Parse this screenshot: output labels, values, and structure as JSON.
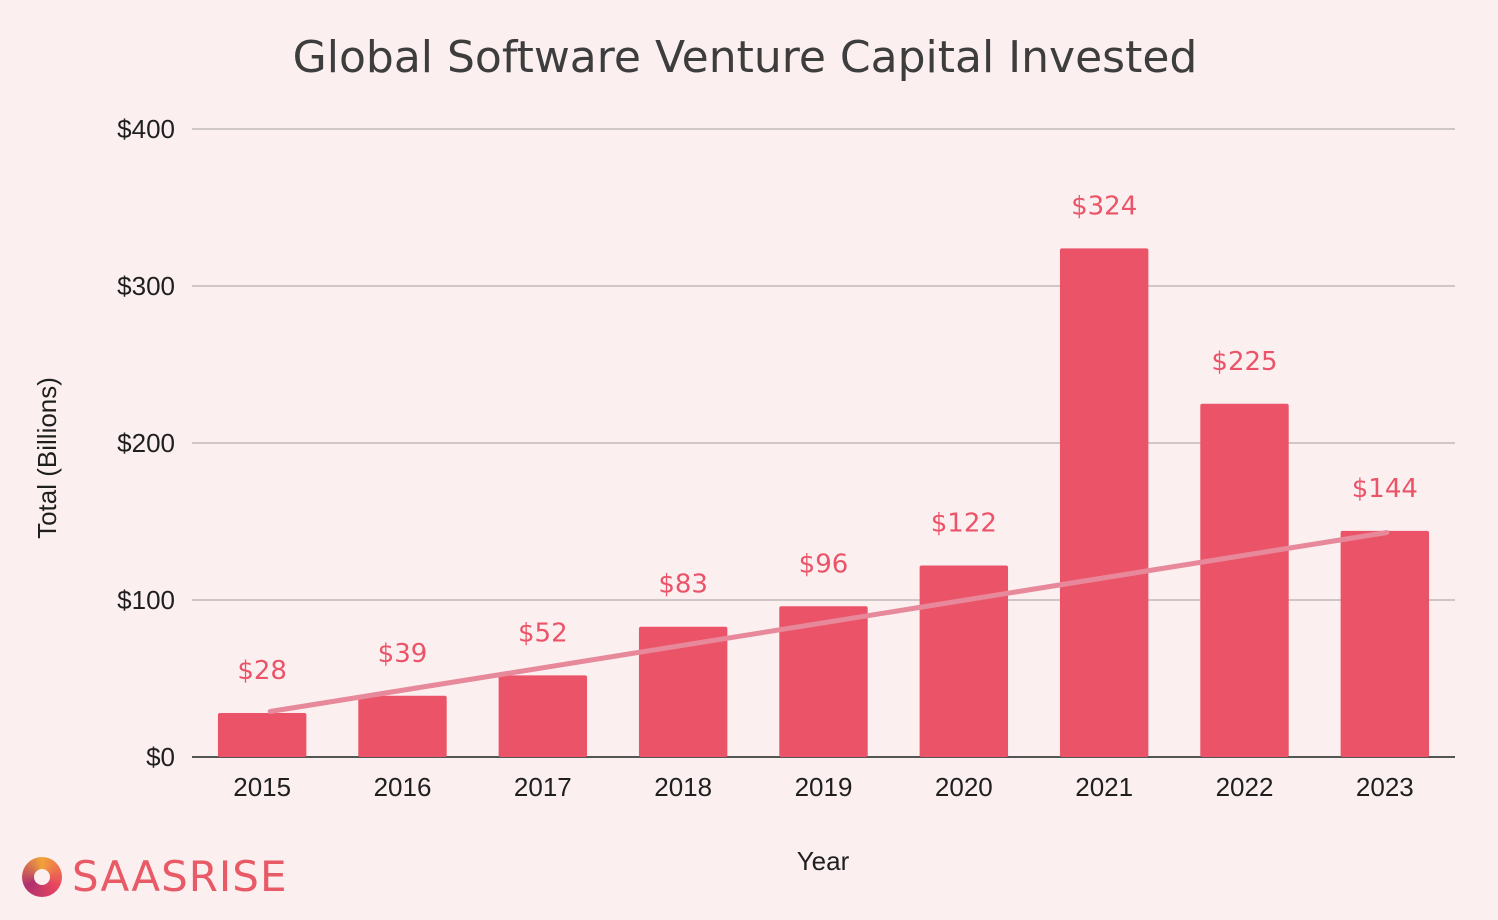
{
  "brand": {
    "name": "SAASRISE",
    "logo_icon": "saasrise-logo-icon"
  },
  "colors": {
    "bar": "#eb5468",
    "trendline": "#e7899a",
    "data_label": "#eb5468",
    "background": "#fbeff0"
  },
  "chart_data": {
    "type": "bar",
    "title": "Global Software Venture Capital Invested",
    "xlabel": "Year",
    "ylabel": "Total (Billions)",
    "categories": [
      "2015",
      "2016",
      "2017",
      "2018",
      "2019",
      "2020",
      "2021",
      "2022",
      "2023"
    ],
    "series": [
      {
        "values": [
          28,
          39,
          52,
          83,
          96,
          122,
          324,
          225,
          144
        ]
      }
    ],
    "data_labels": [
      "$28",
      "$39",
      "$52",
      "$83",
      "$96",
      "$122",
      "$324",
      "$225",
      "$144"
    ],
    "ylim": [
      0,
      400
    ],
    "yticks": [
      0,
      100,
      200,
      300,
      400
    ],
    "ytick_labels": [
      "$0",
      "$100",
      "$200",
      "$300",
      "$400"
    ],
    "trendline": {
      "type": "linear",
      "start": 29,
      "end": 143
    },
    "grid": true,
    "legend": "none"
  }
}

[TASK DETAILS]
Leave out the pictures and retype every line above exactly.

[SOLVED PROBLEM]
Parse this screenshot: output labels, values, and structure as JSON.
{
  "brand": {
    "name": "SAASRISE",
    "logo_icon": "saasrise-logo-icon"
  },
  "colors": {
    "bar": "#eb5468",
    "trendline": "#e7899a",
    "data_label": "#eb5468",
    "background": "#fbeff0"
  },
  "chart_data": {
    "type": "bar",
    "title": "Global Software Venture Capital Invested",
    "xlabel": "Year",
    "ylabel": "Total (Billions)",
    "categories": [
      "2015",
      "2016",
      "2017",
      "2018",
      "2019",
      "2020",
      "2021",
      "2022",
      "2023"
    ],
    "series": [
      {
        "values": [
          28,
          39,
          52,
          83,
          96,
          122,
          324,
          225,
          144
        ]
      }
    ],
    "data_labels": [
      "$28",
      "$39",
      "$52",
      "$83",
      "$96",
      "$122",
      "$324",
      "$225",
      "$144"
    ],
    "ylim": [
      0,
      400
    ],
    "yticks": [
      0,
      100,
      200,
      300,
      400
    ],
    "ytick_labels": [
      "$0",
      "$100",
      "$200",
      "$300",
      "$400"
    ],
    "trendline": {
      "type": "linear",
      "start": 29,
      "end": 143
    },
    "grid": true,
    "legend": "none"
  }
}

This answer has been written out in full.